:: DOCUMENT ::
▼
On trouvera au Bulletin la partie économique de l'excellent discours que M. Léon Say a prononcé le 30 octobre au banquet des présidents des sociétés de secours mutuels et de retraites. M. Léon Say a fait entendre une protestation énergique contre le socialisme d'Etat. « Je n'envie pas a-t-il dit, le socialisme d'Etat et j'espère bien que nous ne nous laisserons pas séduire par l'exemple. Cela serait funeste à notre pays. » M. Léon Say a cherché ensuite à marquer la limite utile de l'intervention de l'Etat. Cette limite ne lui parait pas immuable.

Il est, en effet, impossible de tracer une frontière immuable entre les attributions de l'Etat et l'initiative privée, parce que suivant les temps, suivant les modes de gouvernement, on serait forcé de rapprocher ou d'éloigner plus ou moins la frontière idéale qu'on aurait pu tracer. La

France est une démocratie, une démocratie républicaine, et l'histoire nous apprend que, dans les grandes démocraties, les attributions de l'Etat peuvent et doivent s'étendre beaucoup au delà de ce qui convient à des pays où la démocratie ne règne pas. Mais toutes les fois qu'on demande un service à l'Etat, il faut être bien sûr que les particuliers ne pourraient pas se rendre ce service à eux-mêmes.
▲
:: DONNÉES FOURNIES ::
▼
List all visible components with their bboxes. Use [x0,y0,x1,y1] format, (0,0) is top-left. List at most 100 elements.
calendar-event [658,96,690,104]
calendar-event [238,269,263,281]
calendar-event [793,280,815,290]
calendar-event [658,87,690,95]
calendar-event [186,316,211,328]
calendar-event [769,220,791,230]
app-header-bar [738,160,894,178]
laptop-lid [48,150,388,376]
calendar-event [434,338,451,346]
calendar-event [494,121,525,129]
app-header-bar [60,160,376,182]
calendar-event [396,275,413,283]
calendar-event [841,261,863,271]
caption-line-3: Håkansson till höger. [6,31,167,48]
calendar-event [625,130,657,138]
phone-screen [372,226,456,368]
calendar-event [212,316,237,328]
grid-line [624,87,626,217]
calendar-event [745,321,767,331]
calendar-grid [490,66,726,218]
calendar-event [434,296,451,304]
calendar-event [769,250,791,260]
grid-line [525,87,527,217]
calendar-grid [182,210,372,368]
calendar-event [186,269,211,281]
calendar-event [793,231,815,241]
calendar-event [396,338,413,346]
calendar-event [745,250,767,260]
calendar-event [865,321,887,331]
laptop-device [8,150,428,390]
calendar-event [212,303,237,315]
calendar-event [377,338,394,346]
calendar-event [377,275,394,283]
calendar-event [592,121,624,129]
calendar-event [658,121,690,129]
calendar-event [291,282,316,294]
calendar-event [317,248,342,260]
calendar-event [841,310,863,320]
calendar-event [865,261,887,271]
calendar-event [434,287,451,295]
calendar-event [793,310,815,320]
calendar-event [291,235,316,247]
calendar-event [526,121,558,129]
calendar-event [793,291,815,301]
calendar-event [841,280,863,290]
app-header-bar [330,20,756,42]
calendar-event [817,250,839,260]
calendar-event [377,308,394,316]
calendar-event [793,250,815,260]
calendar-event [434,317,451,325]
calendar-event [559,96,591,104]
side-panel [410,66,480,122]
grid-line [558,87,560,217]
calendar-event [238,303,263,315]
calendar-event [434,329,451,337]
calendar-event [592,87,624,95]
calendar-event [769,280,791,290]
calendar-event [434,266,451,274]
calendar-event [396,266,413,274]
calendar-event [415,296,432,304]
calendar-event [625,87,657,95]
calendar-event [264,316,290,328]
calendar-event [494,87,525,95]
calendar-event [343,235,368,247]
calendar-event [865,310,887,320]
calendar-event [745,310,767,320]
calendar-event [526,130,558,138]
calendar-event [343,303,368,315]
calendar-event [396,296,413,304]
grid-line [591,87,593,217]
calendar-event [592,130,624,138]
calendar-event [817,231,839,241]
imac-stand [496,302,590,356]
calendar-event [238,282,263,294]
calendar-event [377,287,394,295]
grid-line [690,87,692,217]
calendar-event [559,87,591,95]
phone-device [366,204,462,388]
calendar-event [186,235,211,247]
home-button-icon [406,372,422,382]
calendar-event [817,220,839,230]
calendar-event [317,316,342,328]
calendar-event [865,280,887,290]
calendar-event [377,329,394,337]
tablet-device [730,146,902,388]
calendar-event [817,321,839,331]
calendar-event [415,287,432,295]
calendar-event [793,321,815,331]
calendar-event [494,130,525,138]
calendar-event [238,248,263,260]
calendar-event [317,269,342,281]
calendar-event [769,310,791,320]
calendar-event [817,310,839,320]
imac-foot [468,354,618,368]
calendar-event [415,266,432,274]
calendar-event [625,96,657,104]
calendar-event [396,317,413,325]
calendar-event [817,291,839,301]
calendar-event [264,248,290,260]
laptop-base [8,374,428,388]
▲
:: CONSIGNE ::
Pour chaque affirmation, dites par oui ou par non si elle concorde avec le document, et citez mot pour mot le passage qui tranche. (a) M. Léon Say juge que la limite de l'intervention de l'État est fixe. (b) Le discours a été prononcé le 30 octobre. (c) Selon M. Léon Say, les attributions de l'État peuvent aller plus loin dans les grandes démocraties que dans les pays non démocratiques. Les enregistrements forment un matériau à part, distinct du document.

:: BONNE RÉPONSE ::
(a) Non : « Cette limite ne lui parait pas immuable. »
(b) Oui : « M. Léon Say a prononcé le 30 octobre ».
(c) Oui : « dans les grandes démocraties, les attributions de l'Etat peuvent et doivent s'étendre beaucoup au delà de ce qui convient à des pays où la démocratie ne règne pas ».